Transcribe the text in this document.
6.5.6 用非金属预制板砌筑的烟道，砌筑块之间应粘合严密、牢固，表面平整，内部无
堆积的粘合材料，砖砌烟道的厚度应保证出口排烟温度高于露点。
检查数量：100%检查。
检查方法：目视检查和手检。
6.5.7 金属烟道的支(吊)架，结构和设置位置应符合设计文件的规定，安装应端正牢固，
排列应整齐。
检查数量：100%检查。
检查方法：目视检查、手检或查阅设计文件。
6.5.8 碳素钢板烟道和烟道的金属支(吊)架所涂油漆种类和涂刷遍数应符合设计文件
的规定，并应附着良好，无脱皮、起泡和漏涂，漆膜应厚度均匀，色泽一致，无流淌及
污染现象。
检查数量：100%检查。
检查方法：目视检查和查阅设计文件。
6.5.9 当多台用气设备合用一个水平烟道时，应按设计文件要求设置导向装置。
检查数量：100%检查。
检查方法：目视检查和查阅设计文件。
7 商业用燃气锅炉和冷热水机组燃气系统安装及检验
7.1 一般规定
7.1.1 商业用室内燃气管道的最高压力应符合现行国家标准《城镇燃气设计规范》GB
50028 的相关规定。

### Instructions to follow
Write out each line of the data above again, exactly as given.

### Exercise answer
Transcribe the text in this document.
6.5.6 用非金属预制板砌筑的烟道，砌筑块之间应粘合严密、牢固，表面平整，内部无
堆积的粘合材料，砖砌烟道的厚度应保证出口排烟温度高于露点。
检查数量：100%检查。
检查方法：目视检查和手检。
6.5.7 金属烟道的支(吊)架，结构和设置位置应符合设计文件的规定，安装应端正牢固，
排列应整齐。
检查数量：100%检查。
检查方法：目视检查、手检或查阅设计文件。
6.5.8 碳素钢板烟道和烟道的金属支(吊)架所涂油漆种类和涂刷遍数应符合设计文件
的规定，并应附着良好，无脱皮、起泡和漏涂，漆膜应厚度均匀，色泽一致，无流淌及
污染现象。
检查数量：100%检查。
检查方法：目视检查和查阅设计文件。
6.5.9 当多台用气设备合用一个水平烟道时，应按设计文件要求设置导向装置。
检查数量：100%检查。
检查方法：目视检查和查阅设计文件。
7 商业用燃气锅炉和冷热水机组燃气系统安装及检验
7.1 一般规定
7.1.1 商业用室内燃气管道的最高压力应符合现行国家标准《城镇燃气设计规范》GB
50028 的相关规定。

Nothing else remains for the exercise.